TASK DIRECTIONS:
Copy every line with the string "JSON" in it.

EXTRACTED INFORMATION:
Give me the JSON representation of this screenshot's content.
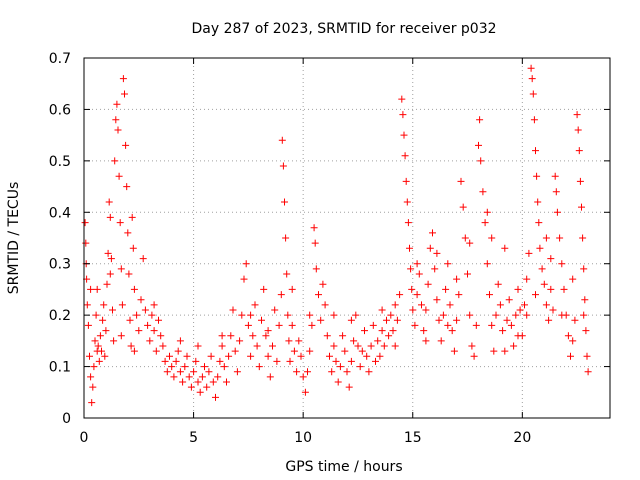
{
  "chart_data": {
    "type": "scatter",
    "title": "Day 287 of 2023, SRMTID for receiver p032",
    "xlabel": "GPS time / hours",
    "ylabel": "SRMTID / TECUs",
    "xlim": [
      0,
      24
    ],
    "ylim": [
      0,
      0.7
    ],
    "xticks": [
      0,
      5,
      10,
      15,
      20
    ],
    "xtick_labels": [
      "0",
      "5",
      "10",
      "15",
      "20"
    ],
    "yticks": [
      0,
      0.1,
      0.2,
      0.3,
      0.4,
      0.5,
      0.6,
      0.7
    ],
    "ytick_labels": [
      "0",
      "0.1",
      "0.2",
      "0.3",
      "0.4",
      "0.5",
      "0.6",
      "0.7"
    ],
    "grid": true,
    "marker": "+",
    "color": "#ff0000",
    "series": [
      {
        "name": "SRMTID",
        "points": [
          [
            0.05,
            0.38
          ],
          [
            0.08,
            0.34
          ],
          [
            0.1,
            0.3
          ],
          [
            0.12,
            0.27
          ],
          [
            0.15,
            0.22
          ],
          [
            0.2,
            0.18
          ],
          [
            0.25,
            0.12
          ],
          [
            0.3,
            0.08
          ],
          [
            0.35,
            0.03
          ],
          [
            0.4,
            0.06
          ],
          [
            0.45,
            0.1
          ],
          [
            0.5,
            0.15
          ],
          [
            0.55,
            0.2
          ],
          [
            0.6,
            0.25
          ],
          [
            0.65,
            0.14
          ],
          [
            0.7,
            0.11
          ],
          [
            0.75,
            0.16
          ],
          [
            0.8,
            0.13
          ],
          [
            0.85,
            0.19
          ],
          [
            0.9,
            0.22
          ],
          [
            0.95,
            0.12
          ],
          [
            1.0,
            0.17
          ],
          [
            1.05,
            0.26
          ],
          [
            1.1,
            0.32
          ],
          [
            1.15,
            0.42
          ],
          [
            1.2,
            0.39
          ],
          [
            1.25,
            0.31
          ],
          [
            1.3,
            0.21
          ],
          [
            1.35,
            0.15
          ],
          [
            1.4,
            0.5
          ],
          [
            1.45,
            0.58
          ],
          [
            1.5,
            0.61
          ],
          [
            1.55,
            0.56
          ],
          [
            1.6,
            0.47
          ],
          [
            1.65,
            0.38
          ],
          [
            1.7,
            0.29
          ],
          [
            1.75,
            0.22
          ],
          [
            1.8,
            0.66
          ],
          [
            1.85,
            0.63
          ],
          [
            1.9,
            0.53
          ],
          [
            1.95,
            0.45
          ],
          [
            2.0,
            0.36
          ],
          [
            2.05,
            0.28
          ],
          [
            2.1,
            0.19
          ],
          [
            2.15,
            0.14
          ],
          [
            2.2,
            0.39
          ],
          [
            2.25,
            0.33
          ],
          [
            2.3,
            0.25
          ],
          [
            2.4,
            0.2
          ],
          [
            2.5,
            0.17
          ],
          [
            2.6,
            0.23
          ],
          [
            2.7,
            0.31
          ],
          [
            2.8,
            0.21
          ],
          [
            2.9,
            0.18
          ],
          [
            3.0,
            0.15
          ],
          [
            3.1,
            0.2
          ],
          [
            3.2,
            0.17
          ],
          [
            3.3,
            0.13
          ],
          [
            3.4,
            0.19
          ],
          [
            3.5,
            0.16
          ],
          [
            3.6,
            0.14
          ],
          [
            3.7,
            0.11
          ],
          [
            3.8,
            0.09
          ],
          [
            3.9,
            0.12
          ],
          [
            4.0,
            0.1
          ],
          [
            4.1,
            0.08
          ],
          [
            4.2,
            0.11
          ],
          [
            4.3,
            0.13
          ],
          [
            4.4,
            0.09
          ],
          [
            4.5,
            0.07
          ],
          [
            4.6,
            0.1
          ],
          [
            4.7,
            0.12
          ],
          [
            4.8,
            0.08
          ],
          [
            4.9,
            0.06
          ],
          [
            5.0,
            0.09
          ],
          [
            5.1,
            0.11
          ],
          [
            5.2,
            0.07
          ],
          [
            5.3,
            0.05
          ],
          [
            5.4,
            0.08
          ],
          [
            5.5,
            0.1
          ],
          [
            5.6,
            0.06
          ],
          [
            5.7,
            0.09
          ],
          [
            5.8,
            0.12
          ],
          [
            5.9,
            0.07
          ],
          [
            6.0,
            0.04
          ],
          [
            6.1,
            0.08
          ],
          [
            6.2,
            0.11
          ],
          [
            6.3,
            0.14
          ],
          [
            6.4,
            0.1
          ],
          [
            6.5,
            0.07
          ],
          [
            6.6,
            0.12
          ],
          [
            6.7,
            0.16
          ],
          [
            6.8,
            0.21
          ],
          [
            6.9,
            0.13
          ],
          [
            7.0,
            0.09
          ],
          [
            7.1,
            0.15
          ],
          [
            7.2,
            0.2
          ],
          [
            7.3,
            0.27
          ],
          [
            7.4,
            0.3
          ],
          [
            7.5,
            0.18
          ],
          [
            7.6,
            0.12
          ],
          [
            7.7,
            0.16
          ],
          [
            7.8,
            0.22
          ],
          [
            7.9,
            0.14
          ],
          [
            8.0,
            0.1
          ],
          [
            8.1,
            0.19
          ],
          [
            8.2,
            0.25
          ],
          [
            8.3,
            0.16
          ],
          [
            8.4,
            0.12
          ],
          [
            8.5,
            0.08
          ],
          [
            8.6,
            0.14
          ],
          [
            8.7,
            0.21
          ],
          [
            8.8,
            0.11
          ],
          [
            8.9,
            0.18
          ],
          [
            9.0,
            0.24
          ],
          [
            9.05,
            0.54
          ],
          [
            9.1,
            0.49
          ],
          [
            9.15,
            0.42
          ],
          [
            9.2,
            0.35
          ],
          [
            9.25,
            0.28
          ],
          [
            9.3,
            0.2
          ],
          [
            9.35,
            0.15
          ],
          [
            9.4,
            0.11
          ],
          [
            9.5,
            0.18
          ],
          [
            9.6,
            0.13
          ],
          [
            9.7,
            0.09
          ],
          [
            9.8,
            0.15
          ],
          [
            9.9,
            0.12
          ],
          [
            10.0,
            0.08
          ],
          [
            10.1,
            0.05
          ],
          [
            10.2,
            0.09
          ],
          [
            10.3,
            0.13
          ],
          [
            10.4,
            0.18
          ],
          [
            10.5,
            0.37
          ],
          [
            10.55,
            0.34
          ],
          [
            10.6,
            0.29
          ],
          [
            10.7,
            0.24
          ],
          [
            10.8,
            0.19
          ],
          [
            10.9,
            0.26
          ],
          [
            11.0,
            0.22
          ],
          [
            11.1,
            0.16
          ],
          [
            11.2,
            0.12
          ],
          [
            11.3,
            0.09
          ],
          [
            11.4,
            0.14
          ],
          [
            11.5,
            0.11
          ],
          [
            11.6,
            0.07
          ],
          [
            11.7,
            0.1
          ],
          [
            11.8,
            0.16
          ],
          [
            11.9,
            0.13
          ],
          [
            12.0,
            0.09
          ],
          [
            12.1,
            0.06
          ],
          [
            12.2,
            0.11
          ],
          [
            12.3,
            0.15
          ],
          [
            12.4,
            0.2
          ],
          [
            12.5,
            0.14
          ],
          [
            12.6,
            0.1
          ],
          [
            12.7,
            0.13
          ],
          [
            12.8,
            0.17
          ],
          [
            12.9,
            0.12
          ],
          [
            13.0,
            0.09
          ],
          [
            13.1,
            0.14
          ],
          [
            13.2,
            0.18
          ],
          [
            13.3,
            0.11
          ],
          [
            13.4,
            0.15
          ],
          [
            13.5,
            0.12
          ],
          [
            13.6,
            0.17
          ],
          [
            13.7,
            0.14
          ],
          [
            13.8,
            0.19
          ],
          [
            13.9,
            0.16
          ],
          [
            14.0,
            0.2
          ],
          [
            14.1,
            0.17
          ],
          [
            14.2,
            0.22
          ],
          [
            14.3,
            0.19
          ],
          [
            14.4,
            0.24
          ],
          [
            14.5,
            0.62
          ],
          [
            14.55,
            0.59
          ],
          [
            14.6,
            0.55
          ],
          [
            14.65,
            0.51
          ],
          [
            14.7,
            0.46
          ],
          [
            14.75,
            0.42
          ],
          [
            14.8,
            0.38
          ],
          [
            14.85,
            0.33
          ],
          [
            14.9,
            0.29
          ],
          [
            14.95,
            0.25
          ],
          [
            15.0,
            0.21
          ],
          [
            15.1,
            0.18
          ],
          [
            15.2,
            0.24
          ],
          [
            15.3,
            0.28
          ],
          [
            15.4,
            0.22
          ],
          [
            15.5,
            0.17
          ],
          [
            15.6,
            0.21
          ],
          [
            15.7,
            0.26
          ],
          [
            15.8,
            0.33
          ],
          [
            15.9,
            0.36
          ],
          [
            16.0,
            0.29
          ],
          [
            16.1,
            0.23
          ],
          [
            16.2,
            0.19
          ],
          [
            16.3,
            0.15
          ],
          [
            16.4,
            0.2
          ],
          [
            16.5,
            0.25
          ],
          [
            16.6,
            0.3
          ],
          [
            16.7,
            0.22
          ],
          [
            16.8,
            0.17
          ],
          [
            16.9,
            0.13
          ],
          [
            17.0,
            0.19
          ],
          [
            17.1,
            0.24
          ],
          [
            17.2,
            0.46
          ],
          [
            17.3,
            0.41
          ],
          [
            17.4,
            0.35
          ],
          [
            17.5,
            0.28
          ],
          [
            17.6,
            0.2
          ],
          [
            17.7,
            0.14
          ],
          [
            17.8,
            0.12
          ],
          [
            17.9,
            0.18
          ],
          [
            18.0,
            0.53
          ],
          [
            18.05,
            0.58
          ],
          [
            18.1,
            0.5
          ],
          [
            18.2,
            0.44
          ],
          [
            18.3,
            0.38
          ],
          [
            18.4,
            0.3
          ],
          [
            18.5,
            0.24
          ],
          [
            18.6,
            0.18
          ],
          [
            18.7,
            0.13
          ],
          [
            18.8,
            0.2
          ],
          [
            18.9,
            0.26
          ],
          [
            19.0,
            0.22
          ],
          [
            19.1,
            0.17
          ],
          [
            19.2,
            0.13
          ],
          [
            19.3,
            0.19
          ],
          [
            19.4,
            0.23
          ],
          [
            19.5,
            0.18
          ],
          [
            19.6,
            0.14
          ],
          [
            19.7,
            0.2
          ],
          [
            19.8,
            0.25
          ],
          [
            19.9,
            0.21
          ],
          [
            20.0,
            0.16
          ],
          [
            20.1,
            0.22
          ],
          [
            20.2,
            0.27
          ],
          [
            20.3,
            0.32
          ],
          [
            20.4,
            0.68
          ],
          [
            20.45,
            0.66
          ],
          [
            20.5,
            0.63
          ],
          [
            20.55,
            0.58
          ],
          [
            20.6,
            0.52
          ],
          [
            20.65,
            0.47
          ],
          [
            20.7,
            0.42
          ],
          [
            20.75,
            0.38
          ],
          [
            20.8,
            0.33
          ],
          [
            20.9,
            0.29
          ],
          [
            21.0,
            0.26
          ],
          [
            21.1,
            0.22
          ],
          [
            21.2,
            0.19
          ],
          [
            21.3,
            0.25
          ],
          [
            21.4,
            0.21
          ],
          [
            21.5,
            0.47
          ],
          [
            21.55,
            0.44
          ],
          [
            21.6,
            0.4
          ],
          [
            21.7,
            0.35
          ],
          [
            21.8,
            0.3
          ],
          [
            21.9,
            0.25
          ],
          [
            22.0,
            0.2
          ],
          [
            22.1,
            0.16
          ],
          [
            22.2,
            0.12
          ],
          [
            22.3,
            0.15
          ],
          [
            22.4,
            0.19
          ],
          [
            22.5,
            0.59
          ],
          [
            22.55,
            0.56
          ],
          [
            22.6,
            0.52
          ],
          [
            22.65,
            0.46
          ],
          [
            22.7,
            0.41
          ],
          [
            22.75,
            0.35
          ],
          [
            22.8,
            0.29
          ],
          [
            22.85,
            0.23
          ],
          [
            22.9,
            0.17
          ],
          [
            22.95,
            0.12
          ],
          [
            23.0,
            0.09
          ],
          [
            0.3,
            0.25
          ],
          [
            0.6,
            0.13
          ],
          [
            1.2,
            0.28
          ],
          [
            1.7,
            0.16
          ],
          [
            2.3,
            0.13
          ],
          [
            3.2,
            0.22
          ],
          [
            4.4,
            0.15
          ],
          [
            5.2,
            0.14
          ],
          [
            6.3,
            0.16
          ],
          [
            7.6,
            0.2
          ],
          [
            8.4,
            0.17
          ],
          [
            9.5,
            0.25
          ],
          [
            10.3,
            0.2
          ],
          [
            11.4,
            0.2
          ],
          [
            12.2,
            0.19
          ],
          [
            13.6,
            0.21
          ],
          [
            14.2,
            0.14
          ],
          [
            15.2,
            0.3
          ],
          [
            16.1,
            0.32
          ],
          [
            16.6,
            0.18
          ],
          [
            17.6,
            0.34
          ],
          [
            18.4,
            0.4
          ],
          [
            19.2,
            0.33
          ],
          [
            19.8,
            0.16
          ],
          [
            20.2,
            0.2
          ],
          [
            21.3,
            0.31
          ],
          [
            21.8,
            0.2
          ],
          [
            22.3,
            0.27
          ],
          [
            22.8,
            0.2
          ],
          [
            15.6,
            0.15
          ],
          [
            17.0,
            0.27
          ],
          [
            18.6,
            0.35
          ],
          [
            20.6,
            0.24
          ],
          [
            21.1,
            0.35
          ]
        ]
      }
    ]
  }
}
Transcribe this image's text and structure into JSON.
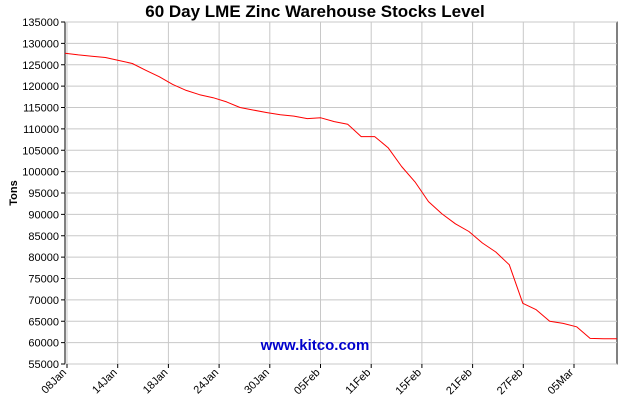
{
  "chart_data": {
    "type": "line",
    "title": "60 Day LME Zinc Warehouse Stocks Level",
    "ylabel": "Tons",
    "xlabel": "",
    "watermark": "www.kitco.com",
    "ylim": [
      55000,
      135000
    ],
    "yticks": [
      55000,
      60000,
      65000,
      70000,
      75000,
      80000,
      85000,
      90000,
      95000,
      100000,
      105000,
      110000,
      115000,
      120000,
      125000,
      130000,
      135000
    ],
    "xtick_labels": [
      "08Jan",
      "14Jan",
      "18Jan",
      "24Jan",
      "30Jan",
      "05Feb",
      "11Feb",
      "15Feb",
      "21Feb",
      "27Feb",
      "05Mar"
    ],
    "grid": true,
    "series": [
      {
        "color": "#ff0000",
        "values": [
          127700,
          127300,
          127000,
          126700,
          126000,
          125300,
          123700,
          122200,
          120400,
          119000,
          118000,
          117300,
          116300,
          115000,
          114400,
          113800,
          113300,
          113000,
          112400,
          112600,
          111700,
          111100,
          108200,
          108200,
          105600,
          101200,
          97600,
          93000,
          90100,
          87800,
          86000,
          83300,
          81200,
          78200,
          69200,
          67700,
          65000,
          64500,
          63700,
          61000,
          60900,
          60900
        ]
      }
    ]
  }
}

FINISHED EXERCISE:
Give me the JSON representation of this screenshot's content.
Transcribe this image's text and structure into JSON.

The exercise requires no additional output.